──────── Provided data ────────

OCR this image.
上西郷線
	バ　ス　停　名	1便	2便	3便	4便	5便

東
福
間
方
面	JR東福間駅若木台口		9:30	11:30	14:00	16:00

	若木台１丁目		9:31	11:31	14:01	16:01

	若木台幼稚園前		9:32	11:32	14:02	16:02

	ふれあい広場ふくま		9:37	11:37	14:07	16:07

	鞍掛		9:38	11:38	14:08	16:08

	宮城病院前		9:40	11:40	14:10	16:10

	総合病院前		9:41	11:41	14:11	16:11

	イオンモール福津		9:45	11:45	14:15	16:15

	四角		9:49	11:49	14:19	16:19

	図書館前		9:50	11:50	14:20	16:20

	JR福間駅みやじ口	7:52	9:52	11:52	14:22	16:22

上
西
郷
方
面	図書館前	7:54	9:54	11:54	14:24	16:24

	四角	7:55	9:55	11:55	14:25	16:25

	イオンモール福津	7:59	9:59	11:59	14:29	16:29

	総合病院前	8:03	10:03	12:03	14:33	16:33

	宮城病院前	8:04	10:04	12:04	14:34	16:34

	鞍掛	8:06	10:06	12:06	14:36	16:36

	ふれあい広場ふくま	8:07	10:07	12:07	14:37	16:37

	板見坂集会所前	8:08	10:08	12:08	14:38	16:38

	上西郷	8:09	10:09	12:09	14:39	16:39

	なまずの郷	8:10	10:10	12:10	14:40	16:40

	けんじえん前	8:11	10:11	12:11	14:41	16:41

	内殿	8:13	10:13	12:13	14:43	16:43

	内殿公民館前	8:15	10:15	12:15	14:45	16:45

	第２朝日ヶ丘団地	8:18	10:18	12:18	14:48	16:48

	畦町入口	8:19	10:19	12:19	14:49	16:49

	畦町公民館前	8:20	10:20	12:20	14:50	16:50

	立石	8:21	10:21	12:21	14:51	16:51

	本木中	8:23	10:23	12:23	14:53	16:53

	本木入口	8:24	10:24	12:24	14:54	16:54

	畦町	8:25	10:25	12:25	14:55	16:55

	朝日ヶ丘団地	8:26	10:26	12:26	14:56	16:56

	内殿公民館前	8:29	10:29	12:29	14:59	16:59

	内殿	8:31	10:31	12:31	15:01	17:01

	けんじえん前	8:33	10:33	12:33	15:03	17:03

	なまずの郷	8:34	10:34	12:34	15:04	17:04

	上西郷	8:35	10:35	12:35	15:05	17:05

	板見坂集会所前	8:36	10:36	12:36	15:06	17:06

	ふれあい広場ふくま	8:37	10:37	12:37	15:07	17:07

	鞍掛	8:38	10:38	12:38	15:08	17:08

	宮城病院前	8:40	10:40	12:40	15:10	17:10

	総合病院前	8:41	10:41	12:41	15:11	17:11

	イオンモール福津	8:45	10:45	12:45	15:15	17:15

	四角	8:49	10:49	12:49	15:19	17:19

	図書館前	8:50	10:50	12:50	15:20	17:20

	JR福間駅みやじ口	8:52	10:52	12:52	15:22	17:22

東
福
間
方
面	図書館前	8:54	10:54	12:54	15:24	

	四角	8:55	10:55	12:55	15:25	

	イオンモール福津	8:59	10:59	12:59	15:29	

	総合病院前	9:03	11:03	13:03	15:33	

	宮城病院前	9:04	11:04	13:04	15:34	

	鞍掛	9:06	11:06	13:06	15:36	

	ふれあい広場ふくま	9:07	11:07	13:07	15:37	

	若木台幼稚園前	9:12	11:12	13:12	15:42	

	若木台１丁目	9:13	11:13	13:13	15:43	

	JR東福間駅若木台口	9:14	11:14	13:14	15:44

────────

**Required task:** Copy all data exactly, start to finish.

**Exercise answer:**
OCR this image.
上西郷線
	バ　ス　停　名	1便	2便	3便	4便	5便

東
福
間
方
面	JR東福間駅若木台口		9:30	11:30	14:00	16:00

	若木台１丁目		9:31	11:31	14:01	16:01

	若木台幼稚園前		9:32	11:32	14:02	16:02

	ふれあい広場ふくま		9:37	11:37	14:07	16:07

	鞍掛		9:38	11:38	14:08	16:08

	宮城病院前		9:40	11:40	14:10	16:10

	総合病院前		9:41	11:41	14:11	16:11

	イオンモール福津		9:45	11:45	14:15	16:15

	四角		9:49	11:49	14:19	16:19

	図書館前		9:50	11:50	14:20	16:20

	JR福間駅みやじ口	7:52	9:52	11:52	14:22	16:22

上
西
郷
方
面	図書館前	7:54	9:54	11:54	14:24	16:24

	四角	7:55	9:55	11:55	14:25	16:25

	イオンモール福津	7:59	9:59	11:59	14:29	16:29

	総合病院前	8:03	10:03	12:03	14:33	16:33

	宮城病院前	8:04	10:04	12:04	14:34	16:34

	鞍掛	8:06	10:06	12:06	14:36	16:36

	ふれあい広場ふくま	8:07	10:07	12:07	14:37	16:37

	板見坂集会所前	8:08	10:08	12:08	14:38	16:38

	上西郷	8:09	10:09	12:09	14:39	16:39

	なまずの郷	8:10	10:10	12:10	14:40	16:40

	けんじえん前	8:11	10:11	12:11	14:41	16:41

	内殿	8:13	10:13	12:13	14:43	16:43

	内殿公民館前	8:15	10:15	12:15	14:45	16:45

	第２朝日ヶ丘団地	8:18	10:18	12:18	14:48	16:48

	畦町入口	8:19	10:19	12:19	14:49	16:49

	畦町公民館前	8:20	10:20	12:20	14:50	16:50

	立石	8:21	10:21	12:21	14:51	16:51

	本木中	8:23	10:23	12:23	14:53	16:53

	本木入口	8:24	10:24	12:24	14:54	16:54

	畦町	8:25	10:25	12:25	14:55	16:55

	朝日ヶ丘団地	8:26	10:26	12:26	14:56	16:56

	内殿公民館前	8:29	10:29	12:29	14:59	16:59

	内殿	8:31	10:31	12:31	15:01	17:01

	けんじえん前	8:33	10:33	12:33	15:03	17:03

	なまずの郷	8:34	10:34	12:34	15:04	17:04

	上西郷	8:35	10:35	12:35	15:05	17:05

	板見坂集会所前	8:36	10:36	12:36	15:06	17:06

	ふれあい広場ふくま	8:37	10:37	12:37	15:07	17:07

	鞍掛	8:38	10:38	12:38	15:08	17:08

	宮城病院前	8:40	10:40	12:40	15:10	17:10

	総合病院前	8:41	10:41	12:41	15:11	17:11

	イオンモール福津	8:45	10:45	12:45	15:15	17:15

	四角	8:49	10:49	12:49	15:19	17:19

	図書館前	8:50	10:50	12:50	15:20	17:20

	JR福間駅みやじ口	8:52	10:52	12:52	15:22	17:22

東
福
間
方
面	図書館前	8:54	10:54	12:54	15:24	

	四角	8:55	10:55	12:55	15:25	

	イオンモール福津	8:59	10:59	12:59	15:29	

	総合病院前	9:03	11:03	13:03	15:33	

	宮城病院前	9:04	11:04	13:04	15:34	

	鞍掛	9:06	11:06	13:06	15:36	

	ふれあい広場ふくま	9:07	11:07	13:07	15:37	

	若木台幼稚園前	9:12	11:12	13:12	15:42	

	若木台１丁目	9:13	11:13	13:13	15:43	

	JR東福間駅若木台口	9:14	11:14	13:14	15:44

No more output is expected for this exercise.